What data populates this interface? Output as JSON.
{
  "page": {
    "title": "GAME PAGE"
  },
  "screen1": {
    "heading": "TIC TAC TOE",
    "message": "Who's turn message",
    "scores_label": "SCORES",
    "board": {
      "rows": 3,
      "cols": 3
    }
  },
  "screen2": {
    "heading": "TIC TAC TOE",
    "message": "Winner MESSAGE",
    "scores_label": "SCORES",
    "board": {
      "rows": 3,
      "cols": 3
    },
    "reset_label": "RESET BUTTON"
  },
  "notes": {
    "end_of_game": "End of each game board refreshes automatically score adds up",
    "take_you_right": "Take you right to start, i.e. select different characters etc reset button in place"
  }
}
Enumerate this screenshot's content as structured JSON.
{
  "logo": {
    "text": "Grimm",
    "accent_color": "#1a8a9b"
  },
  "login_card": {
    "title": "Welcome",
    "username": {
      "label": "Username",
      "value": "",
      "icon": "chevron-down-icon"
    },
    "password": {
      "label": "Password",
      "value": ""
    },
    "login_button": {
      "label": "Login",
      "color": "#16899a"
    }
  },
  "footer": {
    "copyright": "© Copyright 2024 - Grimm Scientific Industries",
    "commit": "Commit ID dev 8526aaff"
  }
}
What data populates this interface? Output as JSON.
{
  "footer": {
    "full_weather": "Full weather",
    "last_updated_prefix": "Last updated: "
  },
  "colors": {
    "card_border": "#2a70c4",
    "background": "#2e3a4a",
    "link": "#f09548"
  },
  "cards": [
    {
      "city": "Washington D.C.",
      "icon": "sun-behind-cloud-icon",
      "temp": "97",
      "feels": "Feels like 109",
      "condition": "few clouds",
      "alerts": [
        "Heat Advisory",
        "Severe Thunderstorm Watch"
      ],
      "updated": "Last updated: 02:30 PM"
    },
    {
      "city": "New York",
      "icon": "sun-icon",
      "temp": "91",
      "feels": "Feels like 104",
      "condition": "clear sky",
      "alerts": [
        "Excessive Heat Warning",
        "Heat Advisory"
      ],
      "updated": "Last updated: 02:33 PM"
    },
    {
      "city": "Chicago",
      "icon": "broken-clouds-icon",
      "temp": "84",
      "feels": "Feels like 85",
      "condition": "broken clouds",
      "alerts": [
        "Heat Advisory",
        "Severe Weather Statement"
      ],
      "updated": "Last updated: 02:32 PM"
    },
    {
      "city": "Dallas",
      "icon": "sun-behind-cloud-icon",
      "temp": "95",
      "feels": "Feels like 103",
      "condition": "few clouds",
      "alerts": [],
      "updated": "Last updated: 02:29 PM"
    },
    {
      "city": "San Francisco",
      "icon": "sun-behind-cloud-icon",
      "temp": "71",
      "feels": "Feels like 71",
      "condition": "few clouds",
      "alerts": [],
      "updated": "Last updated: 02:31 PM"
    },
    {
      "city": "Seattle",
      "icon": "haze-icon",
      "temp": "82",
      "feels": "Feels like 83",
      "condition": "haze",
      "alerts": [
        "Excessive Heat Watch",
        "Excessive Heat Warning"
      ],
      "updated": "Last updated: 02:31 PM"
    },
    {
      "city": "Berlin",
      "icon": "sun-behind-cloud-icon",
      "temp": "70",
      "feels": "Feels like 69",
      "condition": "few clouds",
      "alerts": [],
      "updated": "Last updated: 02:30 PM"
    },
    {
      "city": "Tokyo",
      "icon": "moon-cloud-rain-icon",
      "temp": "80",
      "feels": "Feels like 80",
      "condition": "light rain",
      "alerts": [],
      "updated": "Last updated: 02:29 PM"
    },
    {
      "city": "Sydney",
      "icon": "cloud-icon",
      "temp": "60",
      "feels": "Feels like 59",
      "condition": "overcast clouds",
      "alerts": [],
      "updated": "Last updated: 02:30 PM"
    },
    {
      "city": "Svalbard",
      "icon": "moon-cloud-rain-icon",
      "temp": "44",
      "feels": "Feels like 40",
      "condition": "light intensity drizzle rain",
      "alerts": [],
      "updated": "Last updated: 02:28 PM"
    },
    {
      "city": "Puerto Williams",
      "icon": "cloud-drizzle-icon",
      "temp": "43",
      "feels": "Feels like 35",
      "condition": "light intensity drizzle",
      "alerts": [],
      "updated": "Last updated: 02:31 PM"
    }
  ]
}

Required work: Across the records, how many lines contain "rain"? Only the number should be given.

Solution to the problem: 4